## [What needs to be done]
Exact reproduction is required for all entries.

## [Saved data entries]
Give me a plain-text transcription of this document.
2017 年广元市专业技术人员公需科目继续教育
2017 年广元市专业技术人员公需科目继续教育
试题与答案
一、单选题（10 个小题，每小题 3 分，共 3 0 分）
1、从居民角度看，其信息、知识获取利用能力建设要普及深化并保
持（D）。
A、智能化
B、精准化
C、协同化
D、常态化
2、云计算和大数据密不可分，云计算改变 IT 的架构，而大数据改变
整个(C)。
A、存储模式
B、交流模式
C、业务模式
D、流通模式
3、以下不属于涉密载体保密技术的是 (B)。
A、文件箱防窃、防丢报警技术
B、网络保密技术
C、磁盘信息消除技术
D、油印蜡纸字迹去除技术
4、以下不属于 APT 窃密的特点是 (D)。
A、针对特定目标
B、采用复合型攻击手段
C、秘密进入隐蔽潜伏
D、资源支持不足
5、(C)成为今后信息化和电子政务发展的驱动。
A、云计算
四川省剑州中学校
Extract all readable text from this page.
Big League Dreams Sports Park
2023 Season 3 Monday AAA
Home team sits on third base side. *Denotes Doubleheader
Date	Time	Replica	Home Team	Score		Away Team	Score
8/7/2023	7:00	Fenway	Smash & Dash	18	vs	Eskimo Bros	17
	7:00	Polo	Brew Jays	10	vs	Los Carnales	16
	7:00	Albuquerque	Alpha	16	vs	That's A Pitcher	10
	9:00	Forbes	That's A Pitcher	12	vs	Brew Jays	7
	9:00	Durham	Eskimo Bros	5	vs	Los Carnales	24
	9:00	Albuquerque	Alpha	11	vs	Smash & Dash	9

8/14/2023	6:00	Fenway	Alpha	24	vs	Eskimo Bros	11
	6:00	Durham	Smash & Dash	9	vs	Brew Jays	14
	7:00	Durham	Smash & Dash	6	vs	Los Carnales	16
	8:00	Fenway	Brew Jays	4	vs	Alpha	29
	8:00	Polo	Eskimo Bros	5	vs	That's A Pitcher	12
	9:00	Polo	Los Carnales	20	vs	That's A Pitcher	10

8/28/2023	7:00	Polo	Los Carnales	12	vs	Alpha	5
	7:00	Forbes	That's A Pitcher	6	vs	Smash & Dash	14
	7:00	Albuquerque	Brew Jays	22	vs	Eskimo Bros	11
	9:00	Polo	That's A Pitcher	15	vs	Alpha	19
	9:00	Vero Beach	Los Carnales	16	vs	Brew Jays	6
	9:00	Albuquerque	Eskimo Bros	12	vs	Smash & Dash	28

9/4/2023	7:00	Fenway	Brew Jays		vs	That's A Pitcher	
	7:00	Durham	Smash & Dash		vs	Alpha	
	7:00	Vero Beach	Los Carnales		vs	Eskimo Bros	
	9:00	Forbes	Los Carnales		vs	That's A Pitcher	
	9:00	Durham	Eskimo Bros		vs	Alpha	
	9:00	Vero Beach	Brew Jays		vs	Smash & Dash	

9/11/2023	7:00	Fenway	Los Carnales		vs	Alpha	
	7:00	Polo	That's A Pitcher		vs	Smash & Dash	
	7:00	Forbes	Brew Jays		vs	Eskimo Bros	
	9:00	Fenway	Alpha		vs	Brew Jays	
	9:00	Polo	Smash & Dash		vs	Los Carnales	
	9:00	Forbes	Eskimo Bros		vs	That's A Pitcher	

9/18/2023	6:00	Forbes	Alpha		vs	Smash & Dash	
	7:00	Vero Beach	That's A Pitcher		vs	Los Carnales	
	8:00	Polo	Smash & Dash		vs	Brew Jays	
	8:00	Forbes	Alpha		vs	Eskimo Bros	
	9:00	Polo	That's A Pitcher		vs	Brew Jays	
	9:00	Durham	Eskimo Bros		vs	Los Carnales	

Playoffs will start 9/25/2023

## [Response to the task]
Give me a plain-text transcription of this document.
2017 年广元市专业技术人员公需科目继续教育
2017 年广元市专业技术人员公需科目继续教育
试题与答案
一、单选题（10 个小题，每小题 3 分，共 3 0 分）
1、从居民角度看，其信息、知识获取利用能力建设要普及深化并保
持（D）。
A、智能化
B、精准化
C、协同化
D、常态化
2、云计算和大数据密不可分，云计算改变 IT 的架构，而大数据改变
整个(C)。
A、存储模式
B、交流模式
C、业务模式
D、流通模式
3、以下不属于涉密载体保密技术的是 (B)。
A、文件箱防窃、防丢报警技术
B、网络保密技术
C、磁盘信息消除技术
D、油印蜡纸字迹去除技术
4、以下不属于 APT 窃密的特点是 (D)。
A、针对特定目标
B、采用复合型攻击手段
C、秘密进入隐蔽潜伏
D、资源支持不足
5、(C)成为今后信息化和电子政务发展的驱动。
A、云计算
四川省剑州中学校
Extract all readable text from this page.
Big League Dreams Sports Park
2023 Season 3 Monday AAA
Home team sits on third base side. *Denotes Doubleheader
Date	Time	Replica	Home Team	Score		Away Team	Score
8/7/2023	7:00	Fenway	Smash & Dash	18	vs	Eskimo Bros	17
	7:00	Polo	Brew Jays	10	vs	Los Carnales	16
	7:00	Albuquerque	Alpha	16	vs	That's A Pitcher	10
	9:00	Forbes	That's A Pitcher	12	vs	Brew Jays	7
	9:00	Durham	Eskimo Bros	5	vs	Los Carnales	24
	9:00	Albuquerque	Alpha	11	vs	Smash & Dash	9

8/14/2023	6:00	Fenway	Alpha	24	vs	Eskimo Bros	11
	6:00	Durham	Smash & Dash	9	vs	Brew Jays	14
	7:00	Durham	Smash & Dash	6	vs	Los Carnales	16
	8:00	Fenway	Brew Jays	4	vs	Alpha	29
	8:00	Polo	Eskimo Bros	5	vs	That's A Pitcher	12
	9:00	Polo	Los Carnales	20	vs	That's A Pitcher	10

8/28/2023	7:00	Polo	Los Carnales	12	vs	Alpha	5
	7:00	Forbes	That's A Pitcher	6	vs	Smash & Dash	14
	7:00	Albuquerque	Brew Jays	22	vs	Eskimo Bros	11
	9:00	Polo	That's A Pitcher	15	vs	Alpha	19
	9:00	Vero Beach	Los Carnales	16	vs	Brew Jays	6
	9:00	Albuquerque	Eskimo Bros	12	vs	Smash & Dash	28

9/4/2023	7:00	Fenway	Brew Jays		vs	That's A Pitcher	
	7:00	Durham	Smash & Dash		vs	Alpha	
	7:00	Vero Beach	Los Carnales		vs	Eskimo Bros	
	9:00	Forbes	Los Carnales		vs	That's A Pitcher	
	9:00	Durham	Eskimo Bros		vs	Alpha	
	9:00	Vero Beach	Brew Jays		vs	Smash & Dash	

9/11/2023	7:00	Fenway	Los Carnales		vs	Alpha	
	7:00	Polo	That's A Pitcher		vs	Smash & Dash	
	7:00	Forbes	Brew Jays		vs	Eskimo Bros	
	9:00	Fenway	Alpha		vs	Brew Jays	
	9:00	Polo	Smash & Dash		vs	Los Carnales	
	9:00	Forbes	Eskimo Bros		vs	That's A Pitcher	

9/18/2023	6:00	Forbes	Alpha		vs	Smash & Dash	
	7:00	Vero Beach	That's A Pitcher		vs	Los Carnales	
	8:00	Polo	Smash & Dash		vs	Brew Jays	
	8:00	Forbes	Alpha		vs	Eskimo Bros	
	9:00	Polo	That's A Pitcher		vs	Brew Jays	
	9:00	Durham	Eskimo Bros		vs	Los Carnales	

Playoffs will start 9/25/2023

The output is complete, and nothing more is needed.